* Start DATA TO USE *

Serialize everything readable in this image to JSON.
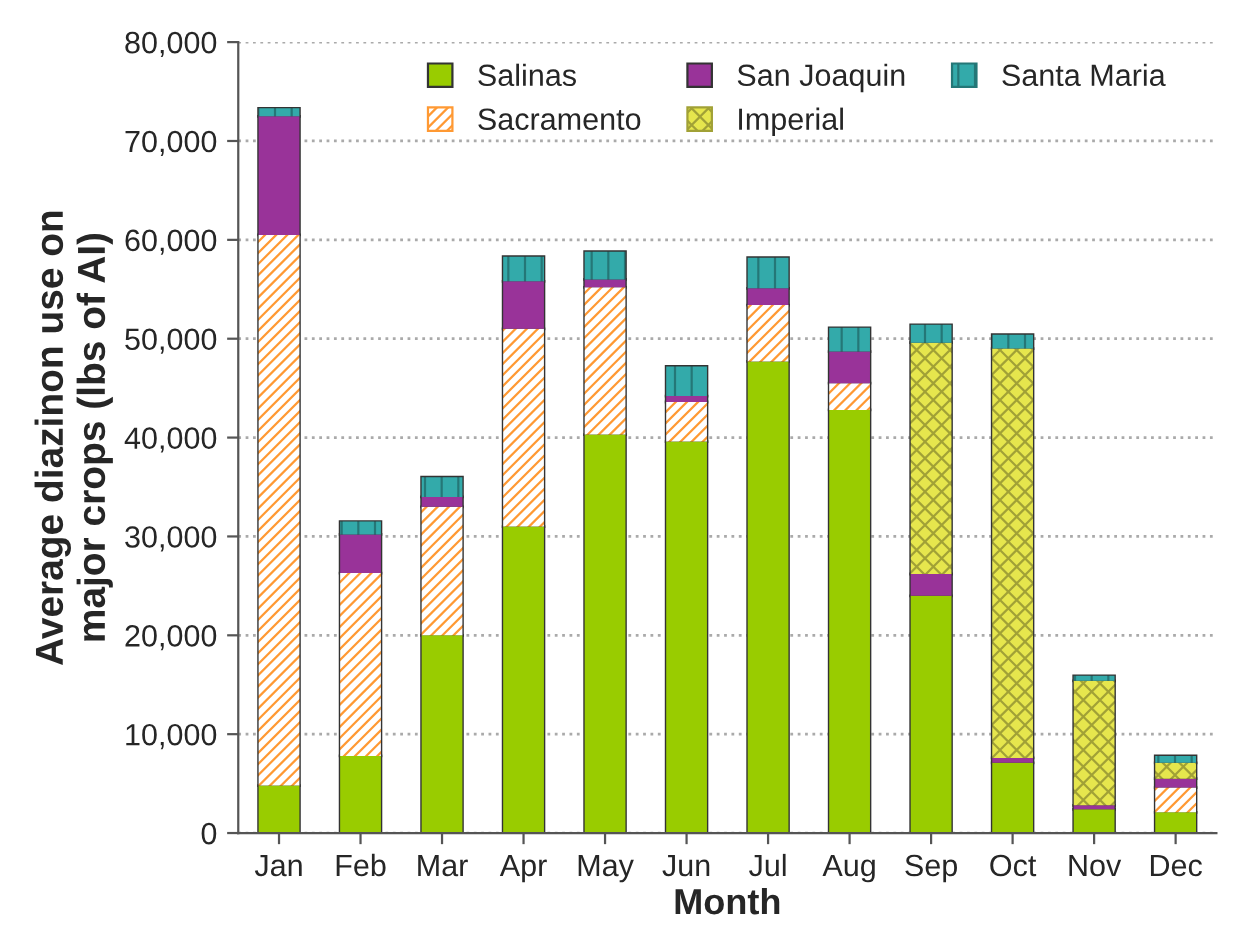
{
  "chart_data": {
    "type": "bar",
    "stacked": true,
    "xlabel": "Month",
    "ylabel": "Average diazinon use on\nmajor crops (lbs of AI)",
    "categories": [
      "Jan",
      "Feb",
      "Mar",
      "Apr",
      "May",
      "Jun",
      "Jul",
      "Aug",
      "Sep",
      "Oct",
      "Nov",
      "Dec"
    ],
    "series": [
      {
        "name": "Salinas",
        "color": "#99cc00",
        "values": [
          4800,
          7800,
          20000,
          31000,
          40300,
          39600,
          47700,
          42800,
          24000,
          7100,
          2400,
          2100
        ]
      },
      {
        "name": "Sacramento",
        "color": "#ff9933",
        "values": [
          55700,
          18500,
          13000,
          20000,
          14900,
          4000,
          5700,
          2700,
          null,
          null,
          null,
          2500
        ]
      },
      {
        "name": "San Joaquin",
        "color": "#993399",
        "values": [
          12000,
          3900,
          1000,
          4800,
          800,
          600,
          1700,
          3200,
          2200,
          500,
          400,
          900
        ]
      },
      {
        "name": "Imperial",
        "color": "#e6e64d",
        "values": [
          null,
          null,
          null,
          null,
          null,
          null,
          null,
          null,
          23400,
          41400,
          12600,
          1600
        ]
      },
      {
        "name": "Santa Maria",
        "color": "#33aaaa",
        "values": [
          800,
          1300,
          2000,
          2500,
          2800,
          3000,
          3100,
          2400,
          1800,
          1400,
          500,
          700
        ]
      }
    ],
    "ylim": [
      0,
      80000
    ],
    "yticks": [
      {
        "value": 0,
        "label": "0"
      },
      {
        "value": 10000,
        "label": "10,000"
      },
      {
        "value": 20000,
        "label": "20,000"
      },
      {
        "value": 30000,
        "label": "30,000"
      },
      {
        "value": 40000,
        "label": "40,000"
      },
      {
        "value": 50000,
        "label": "50,000"
      },
      {
        "value": 60000,
        "label": "60,000"
      },
      {
        "value": 70000,
        "label": "70,000"
      },
      {
        "value": 80000,
        "label": "80,000"
      }
    ],
    "grid": "y",
    "legend": "top right"
  }
}
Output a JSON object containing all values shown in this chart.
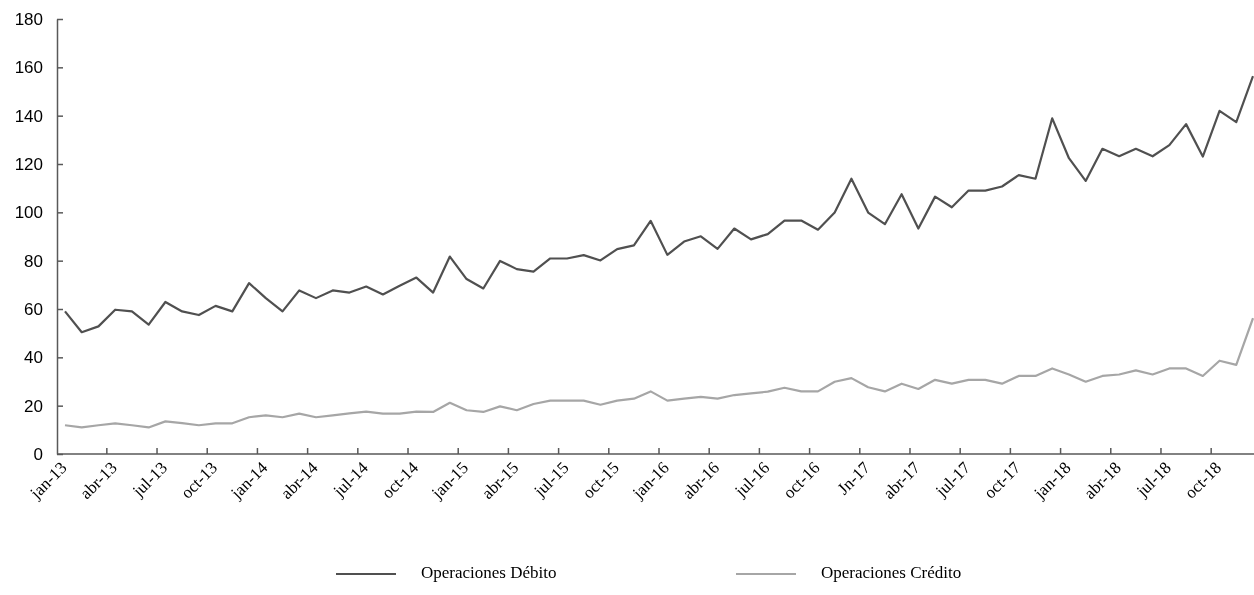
{
  "chart_data": {
    "type": "line",
    "categories": [
      "jan-13",
      null,
      null,
      "abr-13",
      null,
      null,
      "jul-13",
      null,
      null,
      "oct-13",
      null,
      null,
      "jan-14",
      null,
      null,
      "abr-14",
      null,
      null,
      "jul-14",
      null,
      null,
      "oct-14",
      null,
      null,
      "jan-15",
      null,
      null,
      "abr-15",
      null,
      null,
      "jul-15",
      null,
      null,
      "oct-15",
      null,
      null,
      "jan-16",
      null,
      null,
      "abr-16",
      null,
      null,
      "jul-16",
      null,
      null,
      "oct-16",
      null,
      null,
      "Jn-17",
      null,
      null,
      "abr-17",
      null,
      null,
      "jul-17",
      null,
      null,
      "oct-17",
      null,
      null,
      "jan-18",
      null,
      null,
      "abr-18",
      null,
      null,
      "jul-18",
      null,
      null,
      "oct-18",
      null,
      null
    ],
    "series": [
      {
        "name": "Operaciones Débito",
        "color": "#505050",
        "values": [
          59,
          50.4,
          52.8,
          59.7,
          59,
          53.5,
          62.9,
          59,
          57.5,
          61.3,
          59,
          70.7,
          64.5,
          59,
          67.7,
          64.5,
          67.7,
          66.8,
          69.3,
          66,
          69.6,
          73,
          66.8,
          81.7,
          72.4,
          68.5,
          79.9,
          76.5,
          75.5,
          80.9,
          80.9,
          82.3,
          80.1,
          84.8,
          86.3,
          96.5,
          82.4,
          87.9,
          90.1,
          84.9,
          93.3,
          88.8,
          91,
          96.6,
          96.6,
          92.8,
          99.9,
          113.9,
          99.9,
          95.1,
          107.5,
          93.3,
          106.5,
          102.1,
          109,
          109,
          110.7,
          115.4,
          113.9,
          138.9,
          122.4,
          113,
          126.3,
          123.2,
          126.3,
          123.2,
          127.8,
          136.5,
          123.1,
          142,
          137.3,
          156.4
        ]
      },
      {
        "name": "Operaciones Crédito",
        "color": "#a6a6a6",
        "values": [
          11.9,
          11,
          11.9,
          12.7,
          11.9,
          11,
          13.5,
          12.8,
          11.9,
          12.7,
          12.7,
          15.2,
          16,
          15.2,
          16.7,
          15.2,
          16,
          16.8,
          17.5,
          16.7,
          16.7,
          17.5,
          17.4,
          21.2,
          18.1,
          17.4,
          19.7,
          18.1,
          20.7,
          22.1,
          22.1,
          22.1,
          20.4,
          22.1,
          22.9,
          25.9,
          22.1,
          22.9,
          23.6,
          22.9,
          24.4,
          25.1,
          25.8,
          27.4,
          25.9,
          25.9,
          29.9,
          31.4,
          27.6,
          25.9,
          29.1,
          26.9,
          30.7,
          29.1,
          30.7,
          30.7,
          29.1,
          32.3,
          32.3,
          35.4,
          32.9,
          29.9,
          32.3,
          32.9,
          34.6,
          32.9,
          35.4,
          35.4,
          32.3,
          38.6,
          36.9,
          56.2
        ]
      }
    ],
    "ylim": [
      0,
      180
    ],
    "yticks": [
      0,
      20,
      40,
      60,
      80,
      100,
      120,
      140,
      160,
      180
    ],
    "grid": false,
    "legend": "bottom",
    "marker": "none",
    "line_style": "solid"
  }
}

* End DATA TO USE *

TASK DETAILS –
Pull every line containing "name" out of the data above.

SOLUTION BELOW –
        "name": "Salinas",
        "name": "Sacramento",
        "name": "San Joaquin",
        "name": "Imperial",
        "name": "Santa Maria",
        "name": "Operaciones Débito",
        "name": "Operaciones Crédito",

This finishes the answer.